ACTIONS TO TAKE:
(1) According to the market commentary, by what percentage did Existing Home Sales fall in December?
(2) Write out the market commentary starting with "Monday's newsletter shows" and going on through "of that event.", swapping "VIX" for "volatility index" each time it appears.
(3) Write the next part of the market commentary, picking up right after its final sentence.

SOURCE DOCUMENT:

— START —

These patterns add to the body of evidence that a catastrophic wave (C ) down is next, and may be starting. This tells us that catastrophic wave (C ) down will have world-wide impact, and most likely be accompanied by terrifying news events. What those events would be are anyone's guess at this point.
We can only hope these patterns will not be confirmed, which would require a drop in prices of about 30 percent from here. Unfortunately, these patterns are forming well to this point, and there is increasing risk we will see 30 percent declines over the next year or two.
The news continues to be wretched. We learned Monday that Existing Home Sales plunged 16.7 percent in December, the largest monthly drop in more than 40 years. This occurred in spite of the Central Planners extending the $8,000 first time homebuyers credit and the $6,500 relocation tax credit. This is not the stuff of Bull Markets and economic recoveries.
Monday's newsletter shows a chart of the VIX. It shows that the VIX rose above the upper 2 standard deviation Bollinger Band Friday, January 25th when it closed at 27.31, above the upper Band at 23.93. As of Monday, the VIX remains above the upper Bollinger Band. Once the VIX drops back inside the bands, it will generate a new buy signal. A rally should start within a week of that event.
In Monday's report, we also show three prior incidences over the past year when the VIX generated buy signals. In all cases, a rally followed.

— END —

DATASET EXTRACT:
— START —

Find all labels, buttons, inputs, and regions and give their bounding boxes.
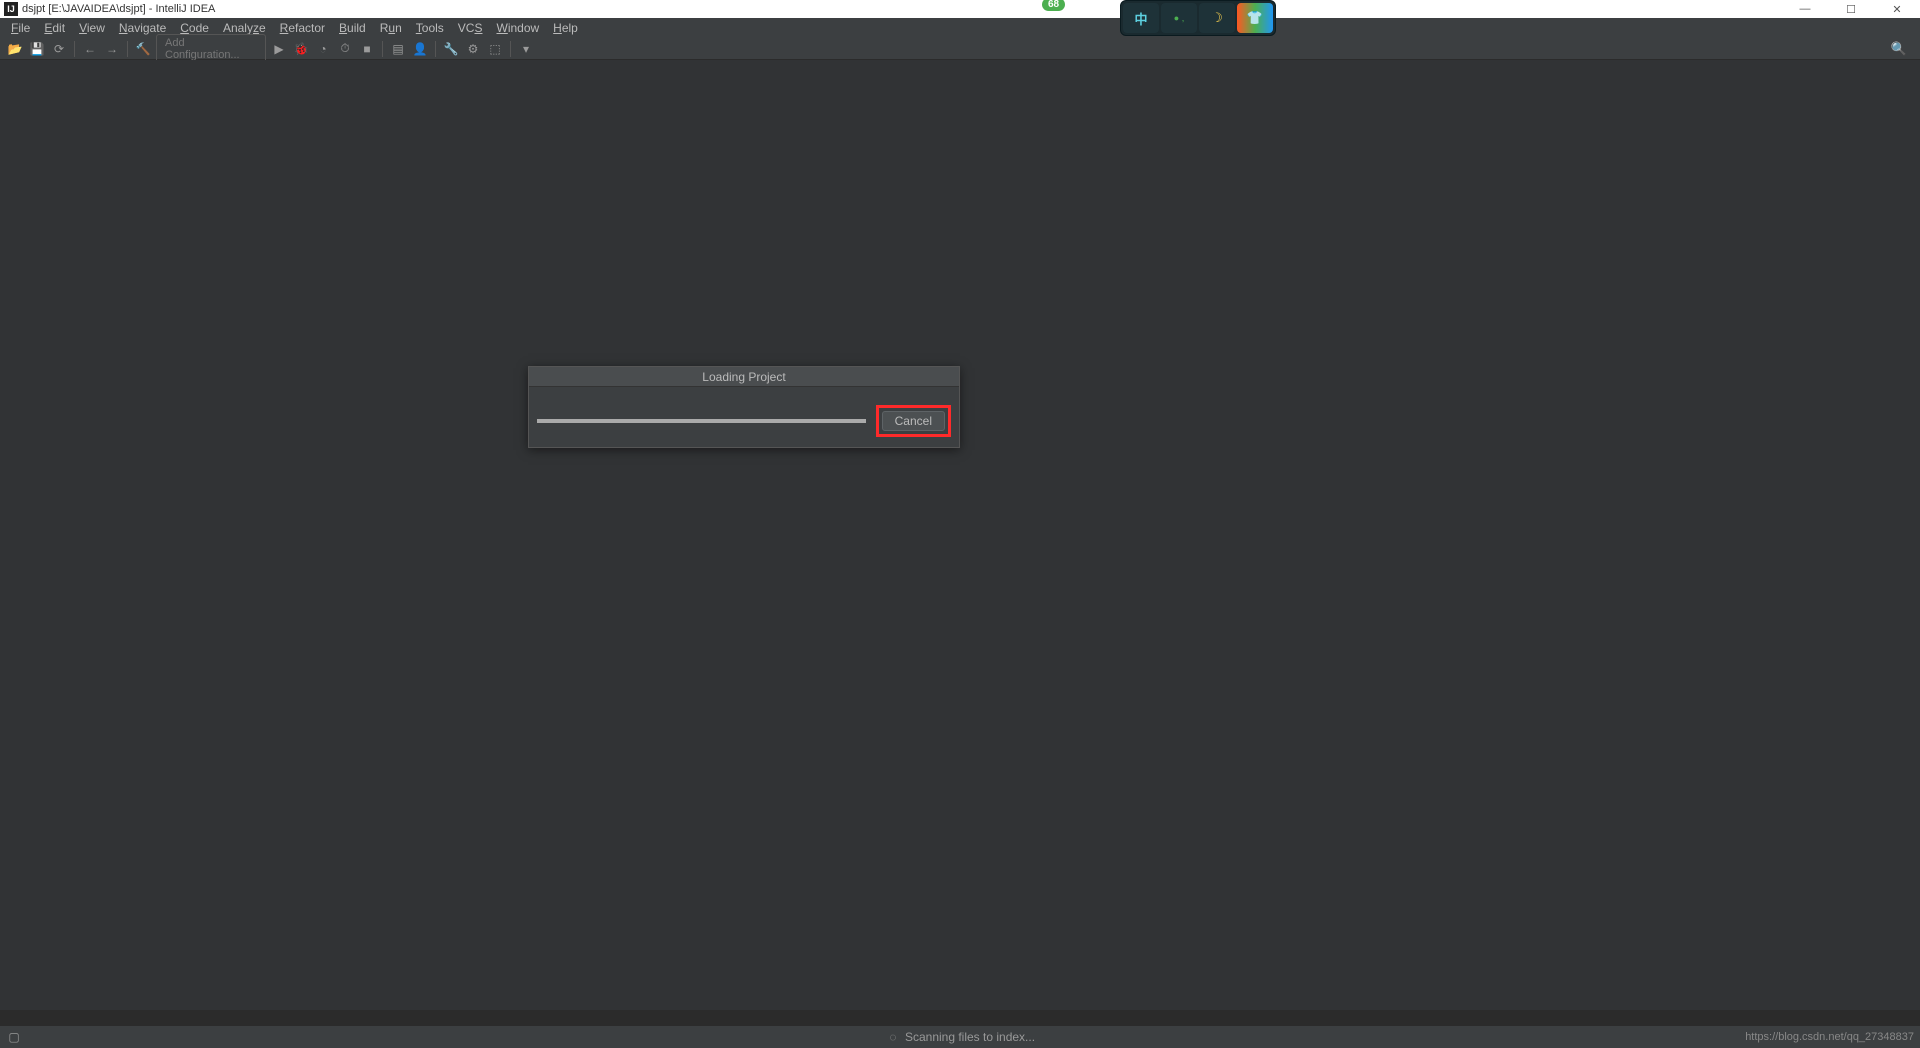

— END —

RESULTS BY TASK:
(1) 16.7 percent

(2)
Monday's newsletter shows a chart of the volatility index. It shows that the volatility index rose above the upper 2 standard deviation Bollinger Band Friday, January 25th when it closed at 27.31, above the upper Band at 23.93. As of Monday, the volatility index remains above the upper Bollinger Band. Once the volatility index drops back inside the bands, it will generate a new buy signal. A rally should start within a week of that event.

(3)
The percent of DJIA stocks above their 30 day moving average remained at 16.67 Monday. The percent above 10 day remained at 3.33. The percent above 5 day rose to 6.67 from 3.33. These indicators can remain close to zero for a few weeks as a drop occurs. The NYSE 10 day average Advance/Decline Line Indicator worsened to negative -329.3, remaining on a "sell" signal from January 22nd, 2010, when it fell below the negative -120.00 threshold for a new "sell."
Our three Blue Chip key trend-finder indicators (other than the Demand Power/Supply Pressure Indicator) remain on a "sell" signal Monday. The DJIA 30 day Stochastic Fast was 16.67, below the Slow at 41.33, remaining on a "sell" signal from January 21st. The DJIA 14 day Stochastic Fast rose to 10.00, below the Slow at 34.44, remaining on a "sell" signal from January 20th, 2010. The Fast had to fall more than 10 points below the Slow for a new "sell." The S&P 500 Purchasing Power Indicator rose to negative -63.14, remaining on a "sell" signal from January 21st.
The McClellan Oscillator rose to negative -194.45 Monday. The Summation Index fell to positive + 3,636.70. The Demand Power/Supply Pressure indicators remain on an enter short positions signal from Friday, January 22nd. New 52 week Highs on the NYSE fell to 77 Monday, in spite of the price rise, with New Lows at 6.
The Plunge Protection Team Risk Indicator rose to positive + 19.10 Monday, January 25th, remaining on a sell signal from January 11th, 2010. Since this sell signal, the Industrials have dropped 506 points.
The NASDAQ 100 rose 7.57 points Monday, closing at 1,802.39. The Russell 2000 rose 0.99 points Monday, closing at 618.11. The HUI Amex Gold Bugs Index fell 5.85 points Friday, closing at 398.04. February Gold rose to 1102.2. Silver rose to 17.13, while March Oil rose to 75.08. The Dollar fell 0.10 to 78.18. Bonds fell half a point to 118^10. The VIX fell 1.90 to 25.41.
Bonds are nearing a short-term top. Gold could drop toward 1,000 before resuming its rising trend. The HUI could drop toward 375 before turning higher.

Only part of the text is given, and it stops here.